====== Working data ======

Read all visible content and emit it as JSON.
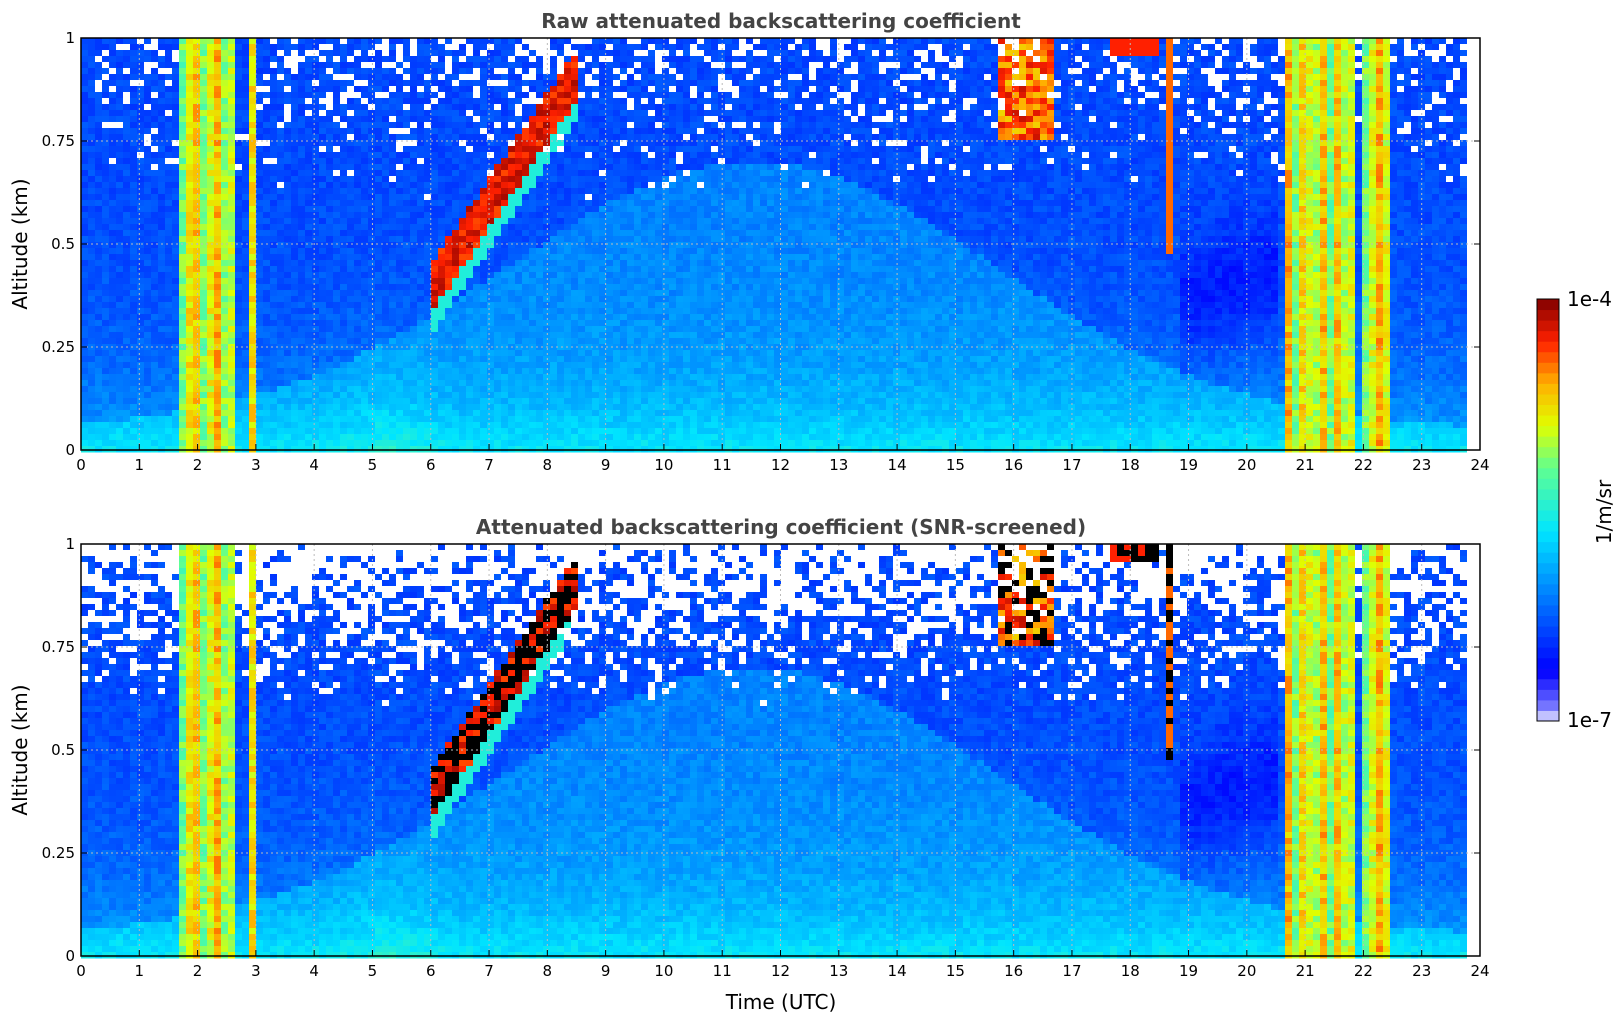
{
  "chart_data": [
    {
      "type": "heatmap",
      "title": "Raw attenuated backscattering coefficient",
      "xlabel": "",
      "ylabel": "Altitude (km)",
      "xlim": [
        0,
        24
      ],
      "ylim": [
        0,
        1
      ],
      "x_ticks": [
        "0",
        "1",
        "2",
        "3",
        "4",
        "5",
        "6",
        "7",
        "8",
        "9",
        "10",
        "11",
        "12",
        "13",
        "14",
        "15",
        "16",
        "17",
        "18",
        "19",
        "20",
        "21",
        "22",
        "23",
        "24"
      ],
      "y_ticks": [
        "0",
        "0.25",
        "0.5",
        "0.75",
        "1"
      ],
      "grid": true,
      "screened": false
    },
    {
      "type": "heatmap",
      "title": "Attenuated backscattering coefficient (SNR-screened)",
      "xlabel": "Time (UTC)",
      "ylabel": "Altitude (km)",
      "xlim": [
        0,
        24
      ],
      "ylim": [
        0,
        1
      ],
      "x_ticks": [
        "0",
        "1",
        "2",
        "3",
        "4",
        "5",
        "6",
        "7",
        "8",
        "9",
        "10",
        "11",
        "12",
        "13",
        "14",
        "15",
        "16",
        "17",
        "18",
        "19",
        "20",
        "21",
        "22",
        "23",
        "24"
      ],
      "y_ticks": [
        "0",
        "0.25",
        "0.5",
        "0.75",
        "1"
      ],
      "grid": true,
      "screened": true
    }
  ],
  "colorbar": {
    "label": "1/m/sr",
    "max_label": "1e-4",
    "min_label": "1e-7",
    "colormap": "jet"
  },
  "features": {
    "low_cloud_bands_hours": [
      [
        1.7,
        2.7
      ],
      [
        2.85,
        2.95
      ],
      [
        20.7,
        21.9
      ],
      [
        22.0,
        22.5
      ]
    ],
    "rising_cloud_layer": {
      "start_hour": 6.0,
      "end_hour": 8.5,
      "start_alt_km": 0.33,
      "end_alt_km": 0.85
    },
    "data_end_hour": 23.8
  }
}
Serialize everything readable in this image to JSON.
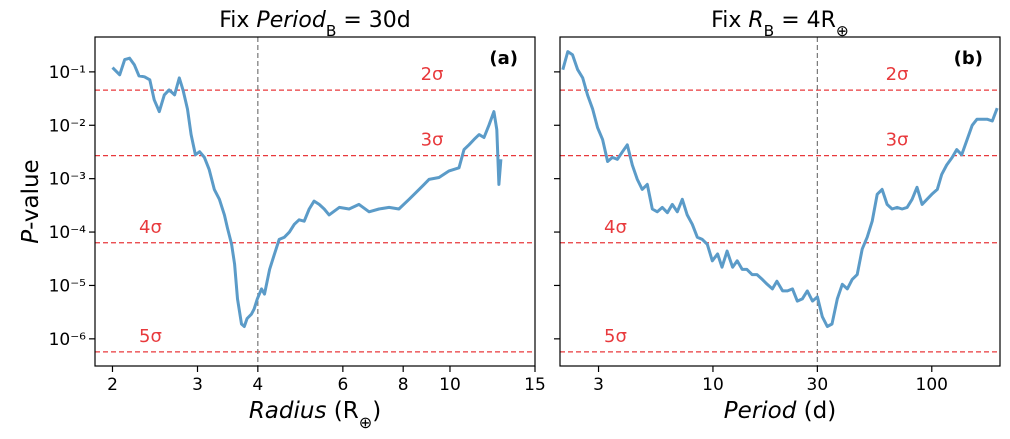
{
  "chart_data": [
    {
      "type": "line",
      "title": [
        {
          "text": "Fix "
        },
        {
          "text": "Period",
          "style": "italic"
        },
        {
          "text": "B",
          "style": "sub"
        },
        {
          "text": " = 30d"
        }
      ],
      "xlabel": [
        {
          "text": "Radius",
          "style": "italic"
        },
        {
          "text": " (R"
        },
        {
          "text": "⊕",
          "style": "sub"
        },
        {
          "text": ")"
        }
      ],
      "ylabel": [
        {
          "text": "P",
          "style": "italic"
        },
        {
          "text": "-value"
        }
      ],
      "panel_label": "(a)",
      "x_scale": "log",
      "y_scale": "log",
      "xlim": [
        1.84,
        15.0
      ],
      "ylim": [
        3.1e-07,
        0.45
      ],
      "xticks": [
        2,
        3,
        4,
        6,
        8,
        10,
        15
      ],
      "yticks": [
        {
          "value": 1e-06,
          "label": "10⁻⁶"
        },
        {
          "value": 1e-05,
          "label": "10⁻⁵"
        },
        {
          "value": 0.0001,
          "label": "10⁻⁴"
        },
        {
          "value": 0.001,
          "label": "10⁻³"
        },
        {
          "value": 0.01,
          "label": "10⁻²"
        },
        {
          "value": 0.1,
          "label": "10⁻¹"
        }
      ],
      "show_ytick_labels": true,
      "color": "#5b9bc8",
      "threshold_color": "#e8393c",
      "hlines": [
        {
          "value": 0.0455,
          "label": "2σ"
        },
        {
          "value": 0.0027,
          "label": "3σ"
        },
        {
          "value": 6.3e-05,
          "label": "4σ"
        },
        {
          "value": 5.7e-07,
          "label": "5σ"
        }
      ],
      "vline": 4,
      "x": [
        2.0,
        2.07,
        2.12,
        2.17,
        2.22,
        2.27,
        2.33,
        2.39,
        2.44,
        2.5,
        2.56,
        2.62,
        2.69,
        2.75,
        2.8,
        2.86,
        2.91,
        2.97,
        3.03,
        3.1,
        3.17,
        3.25,
        3.33,
        3.41,
        3.46,
        3.53,
        3.58,
        3.63,
        3.7,
        3.75,
        3.8,
        3.88,
        3.93,
        3.99,
        4.07,
        4.13,
        4.23,
        4.33,
        4.43,
        4.54,
        4.65,
        4.76,
        4.87,
        4.99,
        5.11,
        5.23,
        5.36,
        5.49,
        5.62,
        5.9,
        6.18,
        6.48,
        6.8,
        7.13,
        7.48,
        7.84,
        8.23,
        8.63,
        8.84,
        9.05,
        9.49,
        9.96,
        10.44,
        10.69,
        10.95,
        11.21,
        11.49,
        11.76,
        12.04,
        12.33,
        12.5,
        12.63,
        12.75
      ],
      "values": [
        0.12,
        0.088,
        0.17,
        0.18,
        0.135,
        0.084,
        0.081,
        0.071,
        0.03,
        0.018,
        0.037,
        0.046,
        0.037,
        0.077,
        0.046,
        0.02,
        0.0067,
        0.0028,
        0.0032,
        0.0025,
        0.0015,
        0.00063,
        0.00041,
        0.00021,
        0.00012,
        5.9e-05,
        2.5e-05,
        5.6e-06,
        1.9e-06,
        1.7e-06,
        2.4e-06,
        2.9e-06,
        3.6e-06,
        5.6e-06,
        8.6e-06,
        6.9e-06,
        2e-05,
        3.9e-05,
        7.3e-05,
        8e-05,
        0.0001,
        0.00014,
        0.00017,
        0.00016,
        0.00027,
        0.00038,
        0.00033,
        0.00027,
        0.00021,
        0.00029,
        0.00027,
        0.00033,
        0.00024,
        0.00027,
        0.00029,
        0.00027,
        0.00041,
        0.00063,
        0.00078,
        0.00097,
        0.00105,
        0.0014,
        0.0016,
        0.0035,
        0.0043,
        0.0054,
        0.0067,
        0.0059,
        0.01,
        0.018,
        0.0083,
        0.00078,
        0.0023
      ]
    },
    {
      "type": "line",
      "title": [
        {
          "text": "Fix "
        },
        {
          "text": "R",
          "style": "italic"
        },
        {
          "text": "B",
          "style": "sub"
        },
        {
          "text": " = 4R"
        },
        {
          "text": "⊕",
          "style": "sub"
        }
      ],
      "xlabel": [
        {
          "text": "Period",
          "style": "italic"
        },
        {
          "text": " (d)"
        }
      ],
      "panel_label": "(b)",
      "x_scale": "log",
      "y_scale": "log",
      "xlim": [
        2.0,
        205
      ],
      "ylim": [
        3.1e-07,
        0.45
      ],
      "xticks": [
        3,
        10,
        30,
        100
      ],
      "yticks": [
        1e-06,
        1e-05,
        0.0001,
        0.001,
        0.01,
        0.1
      ],
      "show_ytick_labels": false,
      "color": "#5b9bc8",
      "threshold_color": "#e8393c",
      "hlines": [
        {
          "value": 0.0455,
          "label": "2σ"
        },
        {
          "value": 0.0027,
          "label": "3σ"
        },
        {
          "value": 6.3e-05,
          "label": "4σ"
        },
        {
          "value": 5.7e-07,
          "label": "5σ"
        }
      ],
      "vline": 30,
      "x": [
        2.06,
        2.17,
        2.28,
        2.41,
        2.54,
        2.67,
        2.82,
        2.97,
        3.13,
        3.3,
        3.47,
        3.66,
        3.86,
        4.06,
        4.28,
        4.51,
        4.75,
        5.01,
        5.28,
        5.57,
        5.87,
        6.19,
        6.52,
        6.87,
        7.24,
        7.63,
        8.05,
        8.48,
        8.94,
        9.42,
        9.93,
        10.5,
        11.0,
        11.6,
        12.3,
        12.9,
        13.6,
        14.3,
        15.1,
        15.9,
        16.8,
        17.7,
        18.7,
        19.6,
        20.8,
        21.9,
        23.1,
        24.3,
        25.6,
        27.0,
        28.5,
        30.0,
        31.6,
        33.3,
        35.0,
        37.0,
        39.0,
        41.1,
        43.3,
        45.6,
        48.1,
        50.7,
        53.4,
        56.3,
        59.3,
        62.5,
        65.9,
        69.4,
        73.2,
        77.1,
        81.3,
        85.6,
        90.3,
        95.1,
        100,
        106,
        111,
        117,
        124,
        130,
        137,
        145,
        153,
        161,
        170,
        179,
        189,
        199
      ],
      "values": [
        0.11,
        0.24,
        0.21,
        0.11,
        0.077,
        0.037,
        0.02,
        0.009,
        0.0054,
        0.0021,
        0.0025,
        0.0023,
        0.0032,
        0.0043,
        0.0018,
        0.00097,
        0.00063,
        0.00078,
        0.00027,
        0.00024,
        0.00029,
        0.00023,
        0.00033,
        0.00024,
        0.00041,
        0.00021,
        0.00014,
        8e-05,
        7.3e-05,
        5.9e-05,
        2.9e-05,
        3.9e-05,
        2.2e-05,
        4.4e-05,
        2.2e-05,
        2.9e-05,
        2e-05,
        2e-05,
        1.6e-05,
        1.6e-05,
        1.3e-05,
        1.05e-05,
        8.6e-06,
        1.2e-05,
        7.9e-06,
        7.9e-06,
        8.6e-06,
        5.1e-06,
        5.6e-06,
        7.9e-06,
        5.1e-06,
        6.1e-06,
        2.6e-06,
        1.7e-06,
        1.9e-06,
        5.6e-06,
        1.05e-05,
        8.6e-06,
        1.3e-05,
        1.6e-05,
        4.8e-05,
        8e-05,
        0.00016,
        0.00051,
        0.00063,
        0.00033,
        0.00027,
        0.00029,
        0.00027,
        0.00029,
        0.00041,
        0.00069,
        0.00033,
        0.00041,
        0.00051,
        0.00063,
        0.0012,
        0.0018,
        0.0025,
        0.0035,
        0.0028,
        0.0054,
        0.01,
        0.013,
        0.013,
        0.013,
        0.012,
        0.021
      ]
    }
  ]
}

======

_Problem details_
Using the listing above, return all lines where the word "true" occurs.

_Task output_
      "grid": true,
      "grid": true,
      "screened": true
      "show_ytick_labels": true,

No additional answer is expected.